Region annotation records:
(begin)
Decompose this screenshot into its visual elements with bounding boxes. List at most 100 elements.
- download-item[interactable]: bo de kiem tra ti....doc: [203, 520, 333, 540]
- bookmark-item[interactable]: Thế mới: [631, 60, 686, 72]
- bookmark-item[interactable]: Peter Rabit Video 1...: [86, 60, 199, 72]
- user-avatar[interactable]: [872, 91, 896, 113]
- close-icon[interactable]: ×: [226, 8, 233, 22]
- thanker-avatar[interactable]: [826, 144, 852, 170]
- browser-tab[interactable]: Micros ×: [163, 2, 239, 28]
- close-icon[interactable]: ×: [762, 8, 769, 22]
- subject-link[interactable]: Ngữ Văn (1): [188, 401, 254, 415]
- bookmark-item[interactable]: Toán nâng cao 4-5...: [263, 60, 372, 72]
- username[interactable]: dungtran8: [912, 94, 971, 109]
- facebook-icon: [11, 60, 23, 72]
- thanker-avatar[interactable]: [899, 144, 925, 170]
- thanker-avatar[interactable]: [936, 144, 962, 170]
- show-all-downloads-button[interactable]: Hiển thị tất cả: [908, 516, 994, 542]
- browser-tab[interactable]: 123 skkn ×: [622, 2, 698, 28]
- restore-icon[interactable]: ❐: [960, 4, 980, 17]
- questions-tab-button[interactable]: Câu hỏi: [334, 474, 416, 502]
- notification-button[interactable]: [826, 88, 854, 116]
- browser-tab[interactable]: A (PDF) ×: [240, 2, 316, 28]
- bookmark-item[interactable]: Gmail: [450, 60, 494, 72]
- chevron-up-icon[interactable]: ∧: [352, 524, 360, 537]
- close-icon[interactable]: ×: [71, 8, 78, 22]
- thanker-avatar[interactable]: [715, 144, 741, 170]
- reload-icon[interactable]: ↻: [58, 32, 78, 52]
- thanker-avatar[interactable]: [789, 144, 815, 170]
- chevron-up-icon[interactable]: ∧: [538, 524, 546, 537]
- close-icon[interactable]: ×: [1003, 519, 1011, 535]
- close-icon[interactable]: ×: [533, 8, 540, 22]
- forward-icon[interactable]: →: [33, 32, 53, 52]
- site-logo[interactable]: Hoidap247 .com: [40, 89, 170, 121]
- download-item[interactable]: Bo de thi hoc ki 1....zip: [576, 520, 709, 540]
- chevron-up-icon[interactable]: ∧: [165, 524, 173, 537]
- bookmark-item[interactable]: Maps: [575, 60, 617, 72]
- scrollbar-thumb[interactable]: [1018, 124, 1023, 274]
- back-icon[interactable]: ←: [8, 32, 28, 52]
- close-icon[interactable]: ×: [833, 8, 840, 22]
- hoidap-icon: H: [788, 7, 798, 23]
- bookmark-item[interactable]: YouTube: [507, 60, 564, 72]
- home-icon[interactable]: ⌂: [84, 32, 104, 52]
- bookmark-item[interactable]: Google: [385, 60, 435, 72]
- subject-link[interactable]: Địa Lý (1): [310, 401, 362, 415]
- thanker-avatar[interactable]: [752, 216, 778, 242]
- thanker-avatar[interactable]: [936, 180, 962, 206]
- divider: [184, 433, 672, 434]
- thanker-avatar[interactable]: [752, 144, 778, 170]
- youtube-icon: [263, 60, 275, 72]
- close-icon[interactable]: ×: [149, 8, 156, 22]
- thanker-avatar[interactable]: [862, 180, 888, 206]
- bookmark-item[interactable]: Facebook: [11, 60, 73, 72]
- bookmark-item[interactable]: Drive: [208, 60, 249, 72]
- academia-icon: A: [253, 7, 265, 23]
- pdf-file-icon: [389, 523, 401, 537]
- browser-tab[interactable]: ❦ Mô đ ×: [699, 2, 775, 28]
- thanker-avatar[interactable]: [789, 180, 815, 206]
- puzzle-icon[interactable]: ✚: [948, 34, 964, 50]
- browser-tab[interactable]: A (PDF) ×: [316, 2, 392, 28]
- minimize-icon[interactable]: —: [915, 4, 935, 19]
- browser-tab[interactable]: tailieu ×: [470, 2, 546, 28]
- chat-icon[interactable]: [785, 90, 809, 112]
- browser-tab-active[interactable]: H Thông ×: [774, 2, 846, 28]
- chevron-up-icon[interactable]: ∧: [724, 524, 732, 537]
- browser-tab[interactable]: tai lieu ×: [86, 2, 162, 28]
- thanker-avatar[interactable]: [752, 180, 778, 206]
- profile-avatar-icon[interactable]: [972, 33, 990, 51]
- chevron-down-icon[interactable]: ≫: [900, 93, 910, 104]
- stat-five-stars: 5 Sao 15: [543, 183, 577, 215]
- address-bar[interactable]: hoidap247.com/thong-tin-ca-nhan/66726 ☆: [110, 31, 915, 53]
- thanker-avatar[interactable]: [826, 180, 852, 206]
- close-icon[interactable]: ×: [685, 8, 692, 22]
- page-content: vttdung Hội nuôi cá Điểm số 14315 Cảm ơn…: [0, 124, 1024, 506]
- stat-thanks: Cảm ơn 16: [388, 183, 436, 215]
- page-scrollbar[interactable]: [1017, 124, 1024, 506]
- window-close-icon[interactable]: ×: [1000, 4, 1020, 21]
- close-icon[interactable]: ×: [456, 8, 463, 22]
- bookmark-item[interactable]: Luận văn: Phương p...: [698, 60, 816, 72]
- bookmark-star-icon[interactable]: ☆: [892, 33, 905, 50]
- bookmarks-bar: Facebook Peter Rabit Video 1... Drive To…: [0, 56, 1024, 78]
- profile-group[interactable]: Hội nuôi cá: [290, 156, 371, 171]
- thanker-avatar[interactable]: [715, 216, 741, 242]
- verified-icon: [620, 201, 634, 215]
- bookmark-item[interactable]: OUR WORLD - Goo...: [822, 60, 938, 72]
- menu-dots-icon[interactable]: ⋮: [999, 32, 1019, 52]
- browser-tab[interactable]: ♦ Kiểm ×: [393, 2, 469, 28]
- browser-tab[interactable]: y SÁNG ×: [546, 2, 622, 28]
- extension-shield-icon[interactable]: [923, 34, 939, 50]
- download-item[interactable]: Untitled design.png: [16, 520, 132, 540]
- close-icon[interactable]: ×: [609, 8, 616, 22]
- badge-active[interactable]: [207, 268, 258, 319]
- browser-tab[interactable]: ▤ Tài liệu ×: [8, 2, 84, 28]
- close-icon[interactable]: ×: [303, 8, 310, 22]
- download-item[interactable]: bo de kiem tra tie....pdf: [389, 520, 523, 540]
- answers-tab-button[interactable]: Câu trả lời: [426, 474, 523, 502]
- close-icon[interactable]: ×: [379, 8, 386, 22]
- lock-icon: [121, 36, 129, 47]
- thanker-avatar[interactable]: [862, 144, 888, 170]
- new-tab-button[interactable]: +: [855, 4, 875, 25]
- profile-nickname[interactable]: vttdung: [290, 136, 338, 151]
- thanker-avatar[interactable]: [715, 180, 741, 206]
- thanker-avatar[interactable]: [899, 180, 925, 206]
(end)
» EXERCISE TASK: Write out all of the lines again, replacing "thanker-avatar" with "supporter-avatar" wherever it occurs and leaving everything else the same.

» EXERCISE SOLUTION:
Decompose this screenshot into its visual elements with bounding boxes. List at most 100 elements.
- download-item[interactable]: bo de kiem tra ti....doc: [203, 520, 333, 540]
- bookmark-item[interactable]: Thế mới: [631, 60, 686, 72]
- bookmark-item[interactable]: Peter Rabit Video 1...: [86, 60, 199, 72]
- user-avatar[interactable]: [872, 91, 896, 113]
- close-icon[interactable]: ×: [226, 8, 233, 22]
- supporter-avatar[interactable]: [826, 144, 852, 170]
- browser-tab[interactable]: Micros ×: [163, 2, 239, 28]
- close-icon[interactable]: ×: [762, 8, 769, 22]
- subject-link[interactable]: Ngữ Văn (1): [188, 401, 254, 415]
- bookmark-item[interactable]: Toán nâng cao 4-5...: [263, 60, 372, 72]
- username[interactable]: dungtran8: [912, 94, 971, 109]
- facebook-icon: [11, 60, 23, 72]
- supporter-avatar[interactable]: [899, 144, 925, 170]
- supporter-avatar[interactable]: [936, 144, 962, 170]
- show-all-downloads-button[interactable]: Hiển thị tất cả: [908, 516, 994, 542]
- browser-tab[interactable]: 123 skkn ×: [622, 2, 698, 28]
- restore-icon[interactable]: ❐: [960, 4, 980, 17]
- questions-tab-button[interactable]: Câu hỏi: [334, 474, 416, 502]
- notification-button[interactable]: [826, 88, 854, 116]
- browser-tab[interactable]: A (PDF) ×: [240, 2, 316, 28]
- bookmark-item[interactable]: Gmail: [450, 60, 494, 72]
- chevron-up-icon[interactable]: ∧: [352, 524, 360, 537]
- close-icon[interactable]: ×: [71, 8, 78, 22]
- supporter-avatar[interactable]: [715, 144, 741, 170]
- reload-icon[interactable]: ↻: [58, 32, 78, 52]
- supporter-avatar[interactable]: [789, 144, 815, 170]
- chevron-up-icon[interactable]: ∧: [538, 524, 546, 537]
- close-icon[interactable]: ×: [1003, 519, 1011, 535]
- close-icon[interactable]: ×: [533, 8, 540, 22]
- forward-icon[interactable]: →: [33, 32, 53, 52]
- site-logo[interactable]: Hoidap247 .com: [40, 89, 170, 121]
- download-item[interactable]: Bo de thi hoc ki 1....zip: [576, 520, 709, 540]
- chevron-up-icon[interactable]: ∧: [165, 524, 173, 537]
- bookmark-item[interactable]: Maps: [575, 60, 617, 72]
- scrollbar-thumb[interactable]: [1018, 124, 1023, 274]
- back-icon[interactable]: ←: [8, 32, 28, 52]
- close-icon[interactable]: ×: [833, 8, 840, 22]
- hoidap-icon: H: [788, 7, 798, 23]
- bookmark-item[interactable]: YouTube: [507, 60, 564, 72]
- home-icon[interactable]: ⌂: [84, 32, 104, 52]
- bookmark-item[interactable]: Google: [385, 60, 435, 72]
- subject-link[interactable]: Địa Lý (1): [310, 401, 362, 415]
- supporter-avatar[interactable]: [752, 216, 778, 242]
- supporter-avatar[interactable]: [936, 180, 962, 206]
- divider: [184, 433, 672, 434]
- supporter-avatar[interactable]: [752, 144, 778, 170]
- youtube-icon: [263, 60, 275, 72]
- close-icon[interactable]: ×: [149, 8, 156, 22]
- supporter-avatar[interactable]: [862, 180, 888, 206]
- bookmark-item[interactable]: Facebook: [11, 60, 73, 72]
- bookmark-item[interactable]: Drive: [208, 60, 249, 72]
- academia-icon: A: [253, 7, 265, 23]
- pdf-file-icon: [389, 523, 401, 537]
- browser-tab[interactable]: ❦ Mô đ ×: [699, 2, 775, 28]
- supporter-avatar[interactable]: [789, 180, 815, 206]
- puzzle-icon[interactable]: ✚: [948, 34, 964, 50]
- browser-tab[interactable]: A (PDF) ×: [316, 2, 392, 28]
- minimize-icon[interactable]: —: [915, 4, 935, 19]
- browser-tab[interactable]: tailieu ×: [470, 2, 546, 28]
- chat-icon[interactable]: [785, 90, 809, 112]
- browser-tab-active[interactable]: H Thông ×: [774, 2, 846, 28]
- chevron-up-icon[interactable]: ∧: [724, 524, 732, 537]
- browser-tab[interactable]: tai lieu ×: [86, 2, 162, 28]
- supporter-avatar[interactable]: [752, 180, 778, 206]
- profile-avatar-icon[interactable]: [972, 33, 990, 51]
- chevron-down-icon[interactable]: ≫: [900, 93, 910, 104]
- stat-five-stars: 5 Sao 15: [543, 183, 577, 215]
- address-bar[interactable]: hoidap247.com/thong-tin-ca-nhan/66726 ☆: [110, 31, 915, 53]
- supporter-avatar[interactable]: [826, 180, 852, 206]
- close-icon[interactable]: ×: [685, 8, 692, 22]
- page-content: vttdung Hội nuôi cá Điểm số 14315 Cảm ơn…: [0, 124, 1024, 506]
- stat-thanks: Cảm ơn 16: [388, 183, 436, 215]
- page-scrollbar[interactable]: [1017, 124, 1024, 506]
- window-close-icon[interactable]: ×: [1000, 4, 1020, 21]
- close-icon[interactable]: ×: [456, 8, 463, 22]
- bookmark-item[interactable]: Luận văn: Phương p...: [698, 60, 816, 72]
- bookmark-star-icon[interactable]: ☆: [892, 33, 905, 50]
- bookmarks-bar: Facebook Peter Rabit Video 1... Drive To…: [0, 56, 1024, 78]
- profile-group[interactable]: Hội nuôi cá: [290, 156, 371, 171]
- supporter-avatar[interactable]: [715, 216, 741, 242]
- verified-icon: [620, 201, 634, 215]
- bookmark-item[interactable]: OUR WORLD - Goo...: [822, 60, 938, 72]
- menu-dots-icon[interactable]: ⋮: [999, 32, 1019, 52]
- browser-tab[interactable]: ♦ Kiểm ×: [393, 2, 469, 28]
- browser-tab[interactable]: y SÁNG ×: [546, 2, 622, 28]
- extension-shield-icon[interactable]: [923, 34, 939, 50]
- download-item[interactable]: Untitled design.png: [16, 520, 132, 540]
- close-icon[interactable]: ×: [609, 8, 616, 22]
- badge-active[interactable]: [207, 268, 258, 319]
- browser-tab[interactable]: ▤ Tài liệu ×: [8, 2, 84, 28]
- close-icon[interactable]: ×: [303, 8, 310, 22]
- download-item[interactable]: bo de kiem tra tie....pdf: [389, 520, 523, 540]
- answers-tab-button[interactable]: Câu trả lời: [426, 474, 523, 502]
- close-icon[interactable]: ×: [379, 8, 386, 22]
- lock-icon: [121, 36, 129, 47]
- supporter-avatar[interactable]: [862, 144, 888, 170]
- new-tab-button[interactable]: +: [855, 4, 875, 25]
- profile-nickname[interactable]: vttdung: [290, 136, 338, 151]
- supporter-avatar[interactable]: [715, 180, 741, 206]
- supporter-avatar[interactable]: [899, 180, 925, 206]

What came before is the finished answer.